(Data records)
+++
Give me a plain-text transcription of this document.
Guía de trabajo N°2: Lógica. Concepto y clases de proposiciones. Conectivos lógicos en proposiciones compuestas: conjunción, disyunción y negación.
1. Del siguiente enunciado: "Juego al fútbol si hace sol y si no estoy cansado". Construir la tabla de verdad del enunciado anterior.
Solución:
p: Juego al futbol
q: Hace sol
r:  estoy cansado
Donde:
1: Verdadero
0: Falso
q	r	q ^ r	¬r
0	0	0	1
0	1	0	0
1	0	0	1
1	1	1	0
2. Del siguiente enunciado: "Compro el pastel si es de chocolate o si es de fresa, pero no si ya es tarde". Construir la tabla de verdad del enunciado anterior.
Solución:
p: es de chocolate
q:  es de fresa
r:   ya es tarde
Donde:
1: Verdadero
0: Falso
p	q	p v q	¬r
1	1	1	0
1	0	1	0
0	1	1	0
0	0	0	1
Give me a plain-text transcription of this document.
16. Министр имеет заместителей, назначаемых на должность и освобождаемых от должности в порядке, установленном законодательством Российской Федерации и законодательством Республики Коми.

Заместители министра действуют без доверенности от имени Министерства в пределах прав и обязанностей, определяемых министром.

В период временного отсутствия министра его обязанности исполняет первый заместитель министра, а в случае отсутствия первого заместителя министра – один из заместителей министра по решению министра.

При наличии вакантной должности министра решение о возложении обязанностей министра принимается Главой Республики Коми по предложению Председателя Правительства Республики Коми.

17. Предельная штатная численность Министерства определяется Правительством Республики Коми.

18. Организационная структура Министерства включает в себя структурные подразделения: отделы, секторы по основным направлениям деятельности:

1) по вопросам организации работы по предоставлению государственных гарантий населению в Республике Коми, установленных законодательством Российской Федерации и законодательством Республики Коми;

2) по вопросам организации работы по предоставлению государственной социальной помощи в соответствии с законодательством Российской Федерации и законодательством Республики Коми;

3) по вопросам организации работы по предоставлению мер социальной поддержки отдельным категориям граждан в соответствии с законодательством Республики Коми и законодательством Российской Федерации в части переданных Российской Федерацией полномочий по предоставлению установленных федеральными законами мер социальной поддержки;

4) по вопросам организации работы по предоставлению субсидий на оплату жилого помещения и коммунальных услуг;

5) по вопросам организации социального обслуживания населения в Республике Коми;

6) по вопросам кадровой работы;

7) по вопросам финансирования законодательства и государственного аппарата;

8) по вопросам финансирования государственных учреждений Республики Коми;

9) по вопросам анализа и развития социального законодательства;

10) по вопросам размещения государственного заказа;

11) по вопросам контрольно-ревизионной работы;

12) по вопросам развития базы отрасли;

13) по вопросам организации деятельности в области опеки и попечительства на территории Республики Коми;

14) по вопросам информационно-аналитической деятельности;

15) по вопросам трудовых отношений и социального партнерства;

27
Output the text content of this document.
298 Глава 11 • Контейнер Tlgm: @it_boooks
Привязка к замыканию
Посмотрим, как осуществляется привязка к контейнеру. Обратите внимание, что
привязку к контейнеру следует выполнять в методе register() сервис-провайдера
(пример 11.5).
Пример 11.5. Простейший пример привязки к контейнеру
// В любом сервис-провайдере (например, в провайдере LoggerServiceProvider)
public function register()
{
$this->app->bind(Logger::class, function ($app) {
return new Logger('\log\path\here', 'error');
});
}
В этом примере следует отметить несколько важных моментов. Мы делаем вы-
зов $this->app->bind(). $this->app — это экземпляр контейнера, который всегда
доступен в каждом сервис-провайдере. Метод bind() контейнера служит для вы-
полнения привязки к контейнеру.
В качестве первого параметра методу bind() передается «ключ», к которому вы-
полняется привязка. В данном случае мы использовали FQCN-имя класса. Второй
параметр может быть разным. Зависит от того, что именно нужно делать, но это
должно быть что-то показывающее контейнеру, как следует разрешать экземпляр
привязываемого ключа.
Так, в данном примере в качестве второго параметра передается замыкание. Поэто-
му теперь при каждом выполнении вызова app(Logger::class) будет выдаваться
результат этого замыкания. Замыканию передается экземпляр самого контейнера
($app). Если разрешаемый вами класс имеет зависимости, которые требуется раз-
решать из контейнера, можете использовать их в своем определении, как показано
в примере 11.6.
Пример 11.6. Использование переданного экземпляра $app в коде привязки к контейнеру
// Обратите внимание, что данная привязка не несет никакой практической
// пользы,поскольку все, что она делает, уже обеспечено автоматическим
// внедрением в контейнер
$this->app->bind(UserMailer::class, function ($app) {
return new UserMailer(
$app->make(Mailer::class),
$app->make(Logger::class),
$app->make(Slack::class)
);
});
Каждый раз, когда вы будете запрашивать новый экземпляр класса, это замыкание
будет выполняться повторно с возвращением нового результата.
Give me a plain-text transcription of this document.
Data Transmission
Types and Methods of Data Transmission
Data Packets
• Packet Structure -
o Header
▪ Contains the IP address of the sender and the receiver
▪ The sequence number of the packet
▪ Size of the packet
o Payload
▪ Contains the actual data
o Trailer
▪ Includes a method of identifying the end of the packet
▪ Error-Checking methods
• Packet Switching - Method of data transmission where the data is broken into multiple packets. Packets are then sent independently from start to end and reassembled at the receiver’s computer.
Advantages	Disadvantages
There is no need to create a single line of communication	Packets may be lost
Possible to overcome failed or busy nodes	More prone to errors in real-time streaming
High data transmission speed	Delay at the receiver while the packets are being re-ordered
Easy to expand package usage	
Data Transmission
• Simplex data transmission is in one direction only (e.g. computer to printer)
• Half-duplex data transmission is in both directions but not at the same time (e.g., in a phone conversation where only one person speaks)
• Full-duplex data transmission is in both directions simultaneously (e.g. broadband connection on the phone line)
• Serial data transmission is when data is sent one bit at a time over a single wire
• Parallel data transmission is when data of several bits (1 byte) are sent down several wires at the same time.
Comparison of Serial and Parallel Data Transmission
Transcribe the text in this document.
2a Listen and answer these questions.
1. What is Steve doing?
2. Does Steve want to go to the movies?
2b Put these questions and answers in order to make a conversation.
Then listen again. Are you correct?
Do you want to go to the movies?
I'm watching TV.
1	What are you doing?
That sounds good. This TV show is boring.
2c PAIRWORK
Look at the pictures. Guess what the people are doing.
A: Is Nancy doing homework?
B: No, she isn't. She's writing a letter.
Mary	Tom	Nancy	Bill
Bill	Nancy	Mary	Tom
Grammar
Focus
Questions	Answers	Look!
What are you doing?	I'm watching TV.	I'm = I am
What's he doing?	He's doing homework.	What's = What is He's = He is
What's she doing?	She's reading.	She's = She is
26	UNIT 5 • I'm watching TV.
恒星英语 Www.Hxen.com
+++
- Short task
Report how many lines of the records above contain the word "параметра", and give only that number.

- The result
2